- STATED GOAL:
Reproduce the records line for line, starting at their first line and ending at the line that contains "Point [222,431,245,445]", with both of those lines included.
— Start SUPPLIED DATA —
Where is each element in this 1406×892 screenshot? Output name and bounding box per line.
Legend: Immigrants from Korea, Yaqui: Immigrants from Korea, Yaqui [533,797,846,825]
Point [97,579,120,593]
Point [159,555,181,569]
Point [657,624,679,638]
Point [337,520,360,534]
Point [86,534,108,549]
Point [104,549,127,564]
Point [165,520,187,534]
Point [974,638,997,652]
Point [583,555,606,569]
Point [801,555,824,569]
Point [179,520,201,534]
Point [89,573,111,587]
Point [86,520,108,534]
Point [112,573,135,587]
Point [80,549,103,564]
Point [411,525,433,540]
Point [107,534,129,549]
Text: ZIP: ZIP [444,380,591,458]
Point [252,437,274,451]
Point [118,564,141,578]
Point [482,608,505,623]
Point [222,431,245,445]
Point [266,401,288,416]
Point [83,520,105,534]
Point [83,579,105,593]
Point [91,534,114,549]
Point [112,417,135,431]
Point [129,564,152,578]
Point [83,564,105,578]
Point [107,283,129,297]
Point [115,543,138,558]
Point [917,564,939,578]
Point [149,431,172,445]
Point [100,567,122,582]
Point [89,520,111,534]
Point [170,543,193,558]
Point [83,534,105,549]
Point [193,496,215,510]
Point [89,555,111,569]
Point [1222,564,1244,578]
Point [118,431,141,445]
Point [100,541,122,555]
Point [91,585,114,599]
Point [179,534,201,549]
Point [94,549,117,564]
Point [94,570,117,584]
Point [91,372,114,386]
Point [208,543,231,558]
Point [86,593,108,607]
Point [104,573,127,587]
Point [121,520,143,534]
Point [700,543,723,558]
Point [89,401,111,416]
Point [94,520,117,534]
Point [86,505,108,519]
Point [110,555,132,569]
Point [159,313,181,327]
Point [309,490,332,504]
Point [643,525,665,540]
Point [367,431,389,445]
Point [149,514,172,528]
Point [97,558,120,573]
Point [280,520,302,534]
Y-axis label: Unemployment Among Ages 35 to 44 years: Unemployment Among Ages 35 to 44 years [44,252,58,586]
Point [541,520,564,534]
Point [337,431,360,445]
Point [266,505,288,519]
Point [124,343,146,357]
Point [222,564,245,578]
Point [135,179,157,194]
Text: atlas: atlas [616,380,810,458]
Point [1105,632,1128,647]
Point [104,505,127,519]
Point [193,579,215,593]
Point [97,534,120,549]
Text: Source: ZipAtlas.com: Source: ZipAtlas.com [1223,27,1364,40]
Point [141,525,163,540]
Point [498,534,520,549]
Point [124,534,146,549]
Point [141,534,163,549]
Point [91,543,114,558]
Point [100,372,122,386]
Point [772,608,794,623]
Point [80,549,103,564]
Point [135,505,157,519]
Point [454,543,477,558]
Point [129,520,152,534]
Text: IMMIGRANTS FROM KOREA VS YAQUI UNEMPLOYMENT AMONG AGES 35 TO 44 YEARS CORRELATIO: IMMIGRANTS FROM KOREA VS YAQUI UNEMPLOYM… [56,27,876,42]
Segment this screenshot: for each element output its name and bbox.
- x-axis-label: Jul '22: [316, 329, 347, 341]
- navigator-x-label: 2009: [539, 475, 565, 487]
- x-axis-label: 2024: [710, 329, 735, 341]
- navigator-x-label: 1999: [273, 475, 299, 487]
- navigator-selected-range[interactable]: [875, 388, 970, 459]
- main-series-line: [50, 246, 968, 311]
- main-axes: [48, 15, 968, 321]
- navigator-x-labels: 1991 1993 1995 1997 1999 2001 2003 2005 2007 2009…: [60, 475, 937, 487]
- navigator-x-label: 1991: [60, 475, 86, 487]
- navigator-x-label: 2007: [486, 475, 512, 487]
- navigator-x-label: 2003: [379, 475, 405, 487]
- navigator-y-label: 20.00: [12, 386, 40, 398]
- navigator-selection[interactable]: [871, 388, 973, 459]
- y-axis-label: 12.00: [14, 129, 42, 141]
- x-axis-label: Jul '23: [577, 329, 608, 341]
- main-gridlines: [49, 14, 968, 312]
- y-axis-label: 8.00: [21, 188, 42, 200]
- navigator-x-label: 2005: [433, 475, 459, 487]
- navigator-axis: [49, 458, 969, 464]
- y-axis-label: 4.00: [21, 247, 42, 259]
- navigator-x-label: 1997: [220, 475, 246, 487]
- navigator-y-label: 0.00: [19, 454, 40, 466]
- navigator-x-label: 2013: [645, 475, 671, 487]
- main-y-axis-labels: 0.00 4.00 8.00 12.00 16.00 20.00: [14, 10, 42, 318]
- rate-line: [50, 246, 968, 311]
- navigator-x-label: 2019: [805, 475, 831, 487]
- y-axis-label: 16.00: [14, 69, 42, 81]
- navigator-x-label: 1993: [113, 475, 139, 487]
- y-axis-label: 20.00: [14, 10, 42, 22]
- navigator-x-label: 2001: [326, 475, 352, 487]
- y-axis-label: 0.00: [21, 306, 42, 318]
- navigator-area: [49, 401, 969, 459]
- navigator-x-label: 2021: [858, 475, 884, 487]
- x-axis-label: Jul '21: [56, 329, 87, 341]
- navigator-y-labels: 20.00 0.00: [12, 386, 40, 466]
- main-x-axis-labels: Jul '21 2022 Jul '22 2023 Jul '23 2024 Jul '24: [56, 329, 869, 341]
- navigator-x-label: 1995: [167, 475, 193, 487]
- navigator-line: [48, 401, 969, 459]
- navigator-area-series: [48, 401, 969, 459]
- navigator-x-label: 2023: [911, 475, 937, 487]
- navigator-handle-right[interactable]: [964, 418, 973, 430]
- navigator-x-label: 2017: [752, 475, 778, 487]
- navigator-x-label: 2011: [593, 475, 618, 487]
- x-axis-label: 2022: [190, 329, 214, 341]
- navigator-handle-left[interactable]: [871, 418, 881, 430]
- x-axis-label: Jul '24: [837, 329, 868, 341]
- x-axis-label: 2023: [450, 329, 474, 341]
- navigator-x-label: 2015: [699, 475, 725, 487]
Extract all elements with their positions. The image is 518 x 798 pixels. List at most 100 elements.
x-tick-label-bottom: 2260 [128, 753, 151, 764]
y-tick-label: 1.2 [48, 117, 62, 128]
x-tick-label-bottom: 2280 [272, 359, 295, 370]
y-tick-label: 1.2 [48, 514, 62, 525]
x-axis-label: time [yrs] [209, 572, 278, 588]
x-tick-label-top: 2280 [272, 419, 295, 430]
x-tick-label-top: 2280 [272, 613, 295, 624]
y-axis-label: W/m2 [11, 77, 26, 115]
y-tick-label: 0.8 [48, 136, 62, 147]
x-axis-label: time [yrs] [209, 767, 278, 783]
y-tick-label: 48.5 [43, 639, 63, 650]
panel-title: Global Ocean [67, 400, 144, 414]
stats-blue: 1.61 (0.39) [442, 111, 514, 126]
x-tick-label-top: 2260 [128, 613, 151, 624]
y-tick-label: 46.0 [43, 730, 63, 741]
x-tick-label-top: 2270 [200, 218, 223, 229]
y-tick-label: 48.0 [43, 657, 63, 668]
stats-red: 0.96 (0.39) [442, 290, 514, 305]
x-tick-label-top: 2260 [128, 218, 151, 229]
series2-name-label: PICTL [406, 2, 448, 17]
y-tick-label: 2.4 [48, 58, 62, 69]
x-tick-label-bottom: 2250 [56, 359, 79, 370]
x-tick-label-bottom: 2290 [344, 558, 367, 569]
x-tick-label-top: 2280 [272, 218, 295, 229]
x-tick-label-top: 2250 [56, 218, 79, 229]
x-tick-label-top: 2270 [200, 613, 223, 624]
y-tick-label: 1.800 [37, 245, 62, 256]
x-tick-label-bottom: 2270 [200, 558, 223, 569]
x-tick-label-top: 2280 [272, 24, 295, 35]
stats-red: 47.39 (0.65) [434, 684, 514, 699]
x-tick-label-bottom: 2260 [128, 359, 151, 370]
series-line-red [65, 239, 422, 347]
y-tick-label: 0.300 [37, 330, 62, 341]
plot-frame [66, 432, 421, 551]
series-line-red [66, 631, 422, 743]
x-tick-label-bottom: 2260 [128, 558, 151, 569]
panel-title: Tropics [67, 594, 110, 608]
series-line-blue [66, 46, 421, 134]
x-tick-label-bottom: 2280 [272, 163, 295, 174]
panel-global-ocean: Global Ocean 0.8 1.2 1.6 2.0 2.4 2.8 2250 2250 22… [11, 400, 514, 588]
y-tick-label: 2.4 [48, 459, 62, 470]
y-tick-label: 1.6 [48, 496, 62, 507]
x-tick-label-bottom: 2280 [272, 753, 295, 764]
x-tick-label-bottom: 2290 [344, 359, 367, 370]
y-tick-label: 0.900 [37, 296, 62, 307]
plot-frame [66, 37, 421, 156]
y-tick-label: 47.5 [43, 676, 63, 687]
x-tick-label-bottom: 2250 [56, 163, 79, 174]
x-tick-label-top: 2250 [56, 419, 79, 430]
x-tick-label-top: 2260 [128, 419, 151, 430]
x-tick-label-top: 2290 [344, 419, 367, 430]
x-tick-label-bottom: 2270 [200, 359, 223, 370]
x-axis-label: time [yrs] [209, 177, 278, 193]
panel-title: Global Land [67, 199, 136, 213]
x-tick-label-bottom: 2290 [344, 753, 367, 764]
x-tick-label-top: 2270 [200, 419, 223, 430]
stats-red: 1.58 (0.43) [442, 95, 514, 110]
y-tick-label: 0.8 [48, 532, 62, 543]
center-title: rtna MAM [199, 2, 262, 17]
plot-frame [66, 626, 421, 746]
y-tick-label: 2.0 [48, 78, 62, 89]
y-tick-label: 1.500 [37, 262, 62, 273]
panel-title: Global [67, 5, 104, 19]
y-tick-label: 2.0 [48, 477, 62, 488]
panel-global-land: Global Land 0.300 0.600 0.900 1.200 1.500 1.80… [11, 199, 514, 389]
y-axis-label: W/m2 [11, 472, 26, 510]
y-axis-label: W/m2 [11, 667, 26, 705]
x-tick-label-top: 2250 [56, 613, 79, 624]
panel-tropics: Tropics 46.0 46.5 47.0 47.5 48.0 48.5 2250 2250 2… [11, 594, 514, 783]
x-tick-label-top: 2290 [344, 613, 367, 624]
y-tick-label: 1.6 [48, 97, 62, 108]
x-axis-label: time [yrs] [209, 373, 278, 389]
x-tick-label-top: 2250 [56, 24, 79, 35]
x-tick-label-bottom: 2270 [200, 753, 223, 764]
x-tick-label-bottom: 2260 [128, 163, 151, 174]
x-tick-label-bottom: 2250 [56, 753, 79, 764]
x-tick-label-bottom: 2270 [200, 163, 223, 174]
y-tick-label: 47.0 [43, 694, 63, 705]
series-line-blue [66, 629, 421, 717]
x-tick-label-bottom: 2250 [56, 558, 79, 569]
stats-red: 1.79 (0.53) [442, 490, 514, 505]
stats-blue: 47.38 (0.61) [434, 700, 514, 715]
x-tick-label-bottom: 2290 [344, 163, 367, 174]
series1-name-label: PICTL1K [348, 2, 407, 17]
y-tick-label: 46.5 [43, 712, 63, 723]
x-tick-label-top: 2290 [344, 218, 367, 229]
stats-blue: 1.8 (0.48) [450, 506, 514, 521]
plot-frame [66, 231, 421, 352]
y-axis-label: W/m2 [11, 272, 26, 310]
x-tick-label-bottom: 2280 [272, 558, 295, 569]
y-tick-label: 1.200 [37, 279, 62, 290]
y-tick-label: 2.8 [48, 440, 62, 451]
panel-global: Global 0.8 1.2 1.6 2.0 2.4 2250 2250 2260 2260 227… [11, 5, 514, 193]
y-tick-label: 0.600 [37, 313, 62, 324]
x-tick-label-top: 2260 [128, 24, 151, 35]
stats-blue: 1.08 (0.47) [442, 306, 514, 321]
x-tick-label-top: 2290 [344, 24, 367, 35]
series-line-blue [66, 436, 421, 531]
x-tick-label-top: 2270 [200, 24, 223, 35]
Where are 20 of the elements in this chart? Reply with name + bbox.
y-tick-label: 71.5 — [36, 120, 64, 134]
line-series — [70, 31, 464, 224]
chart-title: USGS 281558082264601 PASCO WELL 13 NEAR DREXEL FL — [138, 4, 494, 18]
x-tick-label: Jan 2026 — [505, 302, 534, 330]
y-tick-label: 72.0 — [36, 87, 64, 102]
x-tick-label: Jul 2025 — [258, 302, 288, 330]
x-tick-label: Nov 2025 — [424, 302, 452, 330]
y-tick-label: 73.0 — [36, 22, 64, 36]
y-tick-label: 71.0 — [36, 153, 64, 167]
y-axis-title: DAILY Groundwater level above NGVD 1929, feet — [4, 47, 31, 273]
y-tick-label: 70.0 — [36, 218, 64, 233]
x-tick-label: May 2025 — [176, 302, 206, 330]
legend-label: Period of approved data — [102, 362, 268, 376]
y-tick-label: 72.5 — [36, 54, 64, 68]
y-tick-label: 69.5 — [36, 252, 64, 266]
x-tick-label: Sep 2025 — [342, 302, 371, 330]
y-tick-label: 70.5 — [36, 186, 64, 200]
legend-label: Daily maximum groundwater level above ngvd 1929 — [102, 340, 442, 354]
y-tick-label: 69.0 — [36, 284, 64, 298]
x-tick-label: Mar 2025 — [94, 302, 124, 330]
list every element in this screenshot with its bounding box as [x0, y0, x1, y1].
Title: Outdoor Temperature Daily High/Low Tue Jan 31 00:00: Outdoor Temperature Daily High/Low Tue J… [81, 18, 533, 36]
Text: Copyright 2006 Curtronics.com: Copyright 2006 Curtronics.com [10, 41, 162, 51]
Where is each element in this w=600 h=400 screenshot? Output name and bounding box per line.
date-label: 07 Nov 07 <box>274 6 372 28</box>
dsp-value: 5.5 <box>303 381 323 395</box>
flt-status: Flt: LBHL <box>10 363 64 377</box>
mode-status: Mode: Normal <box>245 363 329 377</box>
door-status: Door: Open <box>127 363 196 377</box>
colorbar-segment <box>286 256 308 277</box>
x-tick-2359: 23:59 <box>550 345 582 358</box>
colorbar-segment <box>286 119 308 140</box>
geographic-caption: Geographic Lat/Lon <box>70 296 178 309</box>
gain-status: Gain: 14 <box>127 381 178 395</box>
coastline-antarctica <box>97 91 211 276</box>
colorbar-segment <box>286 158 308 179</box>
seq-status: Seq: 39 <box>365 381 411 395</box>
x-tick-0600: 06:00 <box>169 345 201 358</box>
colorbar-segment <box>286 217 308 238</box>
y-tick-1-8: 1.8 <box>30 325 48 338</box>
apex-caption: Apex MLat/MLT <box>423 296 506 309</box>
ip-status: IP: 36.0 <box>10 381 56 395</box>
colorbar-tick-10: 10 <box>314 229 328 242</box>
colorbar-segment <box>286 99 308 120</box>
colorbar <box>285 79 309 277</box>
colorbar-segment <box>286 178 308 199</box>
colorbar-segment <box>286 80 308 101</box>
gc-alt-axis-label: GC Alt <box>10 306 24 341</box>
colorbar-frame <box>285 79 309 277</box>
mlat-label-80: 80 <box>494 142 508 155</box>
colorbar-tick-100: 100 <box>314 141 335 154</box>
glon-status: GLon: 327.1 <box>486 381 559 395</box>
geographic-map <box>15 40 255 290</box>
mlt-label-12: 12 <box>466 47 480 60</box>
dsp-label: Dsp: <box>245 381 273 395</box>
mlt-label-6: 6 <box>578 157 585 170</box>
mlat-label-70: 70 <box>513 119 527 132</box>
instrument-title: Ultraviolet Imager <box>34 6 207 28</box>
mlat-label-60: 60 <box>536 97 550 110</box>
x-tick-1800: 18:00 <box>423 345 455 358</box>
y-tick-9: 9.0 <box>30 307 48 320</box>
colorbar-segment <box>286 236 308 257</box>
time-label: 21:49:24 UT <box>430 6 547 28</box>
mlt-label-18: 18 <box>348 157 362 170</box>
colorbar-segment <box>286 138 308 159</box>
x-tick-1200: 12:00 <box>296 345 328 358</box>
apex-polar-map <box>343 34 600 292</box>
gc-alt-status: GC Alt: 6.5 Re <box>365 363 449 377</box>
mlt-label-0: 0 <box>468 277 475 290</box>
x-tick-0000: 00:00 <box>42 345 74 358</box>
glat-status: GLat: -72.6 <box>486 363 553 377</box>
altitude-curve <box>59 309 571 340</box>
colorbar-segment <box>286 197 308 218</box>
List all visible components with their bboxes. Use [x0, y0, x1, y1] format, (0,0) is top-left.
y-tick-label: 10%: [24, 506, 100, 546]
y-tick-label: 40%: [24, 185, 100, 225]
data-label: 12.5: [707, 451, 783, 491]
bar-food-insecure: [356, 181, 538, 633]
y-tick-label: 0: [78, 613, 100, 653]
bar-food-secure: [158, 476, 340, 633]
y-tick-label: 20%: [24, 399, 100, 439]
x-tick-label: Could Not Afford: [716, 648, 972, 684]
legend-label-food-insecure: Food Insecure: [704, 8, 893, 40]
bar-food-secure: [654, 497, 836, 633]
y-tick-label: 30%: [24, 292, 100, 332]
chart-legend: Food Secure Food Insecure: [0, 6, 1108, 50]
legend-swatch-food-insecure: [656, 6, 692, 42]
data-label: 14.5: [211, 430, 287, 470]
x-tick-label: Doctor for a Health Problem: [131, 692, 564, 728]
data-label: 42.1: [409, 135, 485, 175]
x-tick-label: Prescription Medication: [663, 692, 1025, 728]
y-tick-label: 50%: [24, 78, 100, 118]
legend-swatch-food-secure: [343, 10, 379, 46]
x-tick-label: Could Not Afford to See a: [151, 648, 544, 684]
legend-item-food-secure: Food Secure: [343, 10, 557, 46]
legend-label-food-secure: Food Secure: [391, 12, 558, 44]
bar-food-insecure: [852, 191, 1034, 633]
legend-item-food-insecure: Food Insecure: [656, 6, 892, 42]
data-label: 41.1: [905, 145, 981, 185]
— End SUPPLIED DATA —
- RESPONSE TO THE EXERCISE:
Where is each element in this 1406×892 screenshot? Output name and bounding box per line.
Legend: Immigrants from Korea, Yaqui: Immigrants from Korea, Yaqui [533,797,846,825]
Point [97,579,120,593]
Point [159,555,181,569]
Point [657,624,679,638]
Point [337,520,360,534]
Point [86,534,108,549]
Point [104,549,127,564]
Point [165,520,187,534]
Point [974,638,997,652]
Point [583,555,606,569]
Point [801,555,824,569]
Point [179,520,201,534]
Point [89,573,111,587]
Point [86,520,108,534]
Point [112,573,135,587]
Point [80,549,103,564]
Point [411,525,433,540]
Point [107,534,129,549]
Text: ZIP: ZIP [444,380,591,458]
Point [252,437,274,451]
Point [118,564,141,578]
Point [482,608,505,623]
Point [222,431,245,445]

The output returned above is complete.